SOURCE PASSAGE:
-=-=-=-=-
# Add a goose to the flock?



## Hania41806 (May 4, 2021)

I’ve heard of lots of poultry farmers adding a goose to their chicken flocks because the geese will imprint on the flock and protect them from predators better than a rooster could. We have a lot of predators in my area, and although we have a rooster, we don’t think he’d stand a chance against anything that were to come at his hens. Hell, he’s scared of half his hens. I live in Alaska so it gets quite cold in the winter, but I read that geese are quite cold hardy.

Has anyone else done this? How is it working out? Do you recommend it?


----------



## robin416 (Sep 8, 2013)

I've never had geese so I wouldn't be much help. Other than having read that geese will even attack a flying predator if it gets hold of a chicken. So, it might be a plus to have.


----------



## chickenpersoon (Sep 11, 2021)

Hania41806 said:


> I’ve heard of lots of poultry farmers adding a goose to their chicken flocks because the geese will imprint on the flock and protect them from predators better than a rooster could. We have a lot of predators in my area, and although we have a rooster, we don’t think he’d stand a chance against anything that were to come at his hens. Hell, he’s scared of half his hens. I live in Alaska so it gets quite cold in the winter, but I read that geese are quite cold hardy.
> 
> Has anyone else done this? How is it working out? Do you recommend it?


I don't know if you're supposed to raise them all together- or if just putting one in would cause it to be territorial and be at the top of the pecking order. I have never done this, but are not sure its the best idea.


----------



## danathome (Sep 14, 2020)

I've had geese with other poultry when I lived in WI many years ago. The geese got on well with the other poultry, but I do not remember if they were protective of the other birds. They are very cold hardy as long as they have adequate feed and liquid water to drink. It may be worth trying. Emden Geese are huge and probably be the best to try.


----------



## Animals45 (May 11, 2021)

I've never owned a geese so I don't know how it would go, but sounds better than a little rooster trying to protect the flock.
Idk how chickens and geese would go together though.


----------



## danathome (Sep 14, 2020)

I forgot to mention that my flock of that time were free range.


----------



## Hania41806 (May 4, 2021)

danathome said:


> I forgot to mention that my flock of that time were free range.


Yes my birds are free range, we’ve got a big backyard that’s fenced in, we’re just worried about ravens and hawks. We have eagles too but we haven’t had any problems with them.


----------



## ChickenMom24 (Feb 14, 2021)
-=-=-=-=-
WHAT IS ASKED: Print the passage of the goose thread from "Yes my birds" to "(Feb 14, 2021)" word for word.

DATASET:
-=-=-=-=-
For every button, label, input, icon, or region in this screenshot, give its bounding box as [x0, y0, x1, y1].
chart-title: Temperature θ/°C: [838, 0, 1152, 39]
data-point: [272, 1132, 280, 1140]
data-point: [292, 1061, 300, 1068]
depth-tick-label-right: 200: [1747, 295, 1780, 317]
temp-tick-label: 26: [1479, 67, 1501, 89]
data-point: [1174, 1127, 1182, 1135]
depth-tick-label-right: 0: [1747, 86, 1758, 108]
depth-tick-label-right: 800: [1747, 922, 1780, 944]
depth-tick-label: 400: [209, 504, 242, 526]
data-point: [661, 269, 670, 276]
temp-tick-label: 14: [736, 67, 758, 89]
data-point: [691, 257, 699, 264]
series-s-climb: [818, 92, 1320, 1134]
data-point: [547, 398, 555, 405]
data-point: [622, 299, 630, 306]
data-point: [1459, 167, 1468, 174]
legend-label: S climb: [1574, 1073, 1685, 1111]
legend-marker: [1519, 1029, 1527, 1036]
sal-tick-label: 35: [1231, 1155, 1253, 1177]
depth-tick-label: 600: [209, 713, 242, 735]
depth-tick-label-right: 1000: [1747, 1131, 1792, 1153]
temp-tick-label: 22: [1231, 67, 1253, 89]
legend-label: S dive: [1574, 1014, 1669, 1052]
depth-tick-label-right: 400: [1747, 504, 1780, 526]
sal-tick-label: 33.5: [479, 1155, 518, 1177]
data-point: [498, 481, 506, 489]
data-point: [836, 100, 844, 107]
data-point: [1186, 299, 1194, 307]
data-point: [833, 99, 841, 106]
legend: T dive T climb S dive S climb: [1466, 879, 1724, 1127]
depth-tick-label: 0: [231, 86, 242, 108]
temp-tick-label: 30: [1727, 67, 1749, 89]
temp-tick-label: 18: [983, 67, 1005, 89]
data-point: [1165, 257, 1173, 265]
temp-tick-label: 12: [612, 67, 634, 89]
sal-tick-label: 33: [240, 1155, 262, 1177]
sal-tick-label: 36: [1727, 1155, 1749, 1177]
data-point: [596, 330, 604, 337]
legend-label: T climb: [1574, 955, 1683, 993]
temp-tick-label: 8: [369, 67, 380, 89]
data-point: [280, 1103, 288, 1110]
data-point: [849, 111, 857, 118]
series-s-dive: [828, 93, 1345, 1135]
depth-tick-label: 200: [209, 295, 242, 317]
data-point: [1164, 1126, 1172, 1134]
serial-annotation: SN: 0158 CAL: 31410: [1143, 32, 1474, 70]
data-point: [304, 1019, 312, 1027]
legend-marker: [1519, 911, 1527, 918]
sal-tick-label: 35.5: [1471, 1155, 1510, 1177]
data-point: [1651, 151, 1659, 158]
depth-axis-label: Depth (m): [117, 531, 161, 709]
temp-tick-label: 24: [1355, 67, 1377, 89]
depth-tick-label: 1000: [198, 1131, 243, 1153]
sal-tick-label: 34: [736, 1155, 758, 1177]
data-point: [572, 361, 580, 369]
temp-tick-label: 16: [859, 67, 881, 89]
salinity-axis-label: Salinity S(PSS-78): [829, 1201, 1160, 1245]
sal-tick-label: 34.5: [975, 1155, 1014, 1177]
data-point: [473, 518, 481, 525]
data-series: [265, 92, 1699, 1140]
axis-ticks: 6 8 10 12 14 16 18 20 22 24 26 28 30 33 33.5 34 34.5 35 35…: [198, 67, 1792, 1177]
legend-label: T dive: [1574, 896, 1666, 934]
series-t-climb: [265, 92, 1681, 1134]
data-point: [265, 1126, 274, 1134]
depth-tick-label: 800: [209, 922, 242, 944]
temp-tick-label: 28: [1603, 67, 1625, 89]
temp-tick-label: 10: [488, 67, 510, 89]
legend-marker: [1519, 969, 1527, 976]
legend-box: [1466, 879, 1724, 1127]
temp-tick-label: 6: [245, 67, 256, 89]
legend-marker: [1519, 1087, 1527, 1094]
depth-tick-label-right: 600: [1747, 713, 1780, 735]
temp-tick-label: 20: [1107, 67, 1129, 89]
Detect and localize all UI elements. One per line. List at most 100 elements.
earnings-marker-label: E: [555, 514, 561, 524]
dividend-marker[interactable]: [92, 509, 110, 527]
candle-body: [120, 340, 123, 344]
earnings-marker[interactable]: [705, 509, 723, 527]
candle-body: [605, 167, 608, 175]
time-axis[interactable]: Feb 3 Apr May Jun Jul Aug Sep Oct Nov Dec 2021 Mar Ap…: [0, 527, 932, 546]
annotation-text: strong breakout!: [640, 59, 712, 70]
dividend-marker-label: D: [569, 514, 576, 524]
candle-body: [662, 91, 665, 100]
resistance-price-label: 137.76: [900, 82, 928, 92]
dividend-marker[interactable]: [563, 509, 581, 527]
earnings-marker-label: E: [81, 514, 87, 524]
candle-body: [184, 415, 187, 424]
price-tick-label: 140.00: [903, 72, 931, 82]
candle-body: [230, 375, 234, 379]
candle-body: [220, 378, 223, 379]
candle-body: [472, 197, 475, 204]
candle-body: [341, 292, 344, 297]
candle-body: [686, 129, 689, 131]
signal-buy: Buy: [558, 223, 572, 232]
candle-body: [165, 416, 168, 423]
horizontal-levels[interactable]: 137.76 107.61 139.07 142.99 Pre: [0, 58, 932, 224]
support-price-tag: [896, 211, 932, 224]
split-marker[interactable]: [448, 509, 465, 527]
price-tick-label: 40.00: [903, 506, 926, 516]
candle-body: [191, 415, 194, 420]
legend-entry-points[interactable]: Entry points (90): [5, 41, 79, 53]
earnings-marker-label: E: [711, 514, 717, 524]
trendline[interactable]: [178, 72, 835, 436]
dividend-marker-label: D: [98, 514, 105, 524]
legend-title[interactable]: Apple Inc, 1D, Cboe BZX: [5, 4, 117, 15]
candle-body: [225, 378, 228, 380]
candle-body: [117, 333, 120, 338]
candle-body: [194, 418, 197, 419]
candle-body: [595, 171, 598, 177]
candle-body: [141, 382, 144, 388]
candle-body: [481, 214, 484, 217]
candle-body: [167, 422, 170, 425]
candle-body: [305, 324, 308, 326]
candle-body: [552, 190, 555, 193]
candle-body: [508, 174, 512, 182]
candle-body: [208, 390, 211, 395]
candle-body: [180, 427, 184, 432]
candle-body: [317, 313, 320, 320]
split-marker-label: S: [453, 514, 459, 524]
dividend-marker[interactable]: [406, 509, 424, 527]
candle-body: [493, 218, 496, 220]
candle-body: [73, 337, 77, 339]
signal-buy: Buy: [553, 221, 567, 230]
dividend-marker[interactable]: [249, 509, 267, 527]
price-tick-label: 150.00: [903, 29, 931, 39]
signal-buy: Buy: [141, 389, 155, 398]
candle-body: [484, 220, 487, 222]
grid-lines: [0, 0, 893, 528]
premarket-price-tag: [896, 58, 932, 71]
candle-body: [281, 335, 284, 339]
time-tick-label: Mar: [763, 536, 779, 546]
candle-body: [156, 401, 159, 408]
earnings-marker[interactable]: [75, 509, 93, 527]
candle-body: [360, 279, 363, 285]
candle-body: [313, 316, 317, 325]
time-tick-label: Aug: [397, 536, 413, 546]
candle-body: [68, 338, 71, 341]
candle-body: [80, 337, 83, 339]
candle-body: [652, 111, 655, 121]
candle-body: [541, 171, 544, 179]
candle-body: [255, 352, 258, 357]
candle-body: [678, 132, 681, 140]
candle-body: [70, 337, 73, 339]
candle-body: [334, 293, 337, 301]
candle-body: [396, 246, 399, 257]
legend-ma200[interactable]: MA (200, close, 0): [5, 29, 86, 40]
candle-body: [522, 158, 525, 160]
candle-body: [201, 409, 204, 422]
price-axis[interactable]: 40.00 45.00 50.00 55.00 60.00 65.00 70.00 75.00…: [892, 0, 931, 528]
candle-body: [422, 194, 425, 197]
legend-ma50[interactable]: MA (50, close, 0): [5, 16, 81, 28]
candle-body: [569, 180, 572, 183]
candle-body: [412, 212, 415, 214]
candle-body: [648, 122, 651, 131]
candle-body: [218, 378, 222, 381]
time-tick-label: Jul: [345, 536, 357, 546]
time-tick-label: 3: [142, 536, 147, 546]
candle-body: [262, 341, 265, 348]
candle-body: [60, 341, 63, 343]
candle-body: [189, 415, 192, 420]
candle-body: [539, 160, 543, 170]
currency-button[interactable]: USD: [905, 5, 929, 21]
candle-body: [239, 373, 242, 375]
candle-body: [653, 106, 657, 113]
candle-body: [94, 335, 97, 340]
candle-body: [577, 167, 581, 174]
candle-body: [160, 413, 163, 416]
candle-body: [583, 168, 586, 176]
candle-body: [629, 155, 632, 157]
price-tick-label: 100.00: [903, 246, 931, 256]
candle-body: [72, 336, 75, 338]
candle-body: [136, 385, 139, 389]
-=-=-=-=-
WORKED SOLUTION:
Yes my birds are free range, we’ve got a big backyard that’s fenced in, we’re just worried about ravens and hawks. We have eagles too but we haven’t had any problems with them.


----------



## ChickenMom24 (Feb 14, 2021)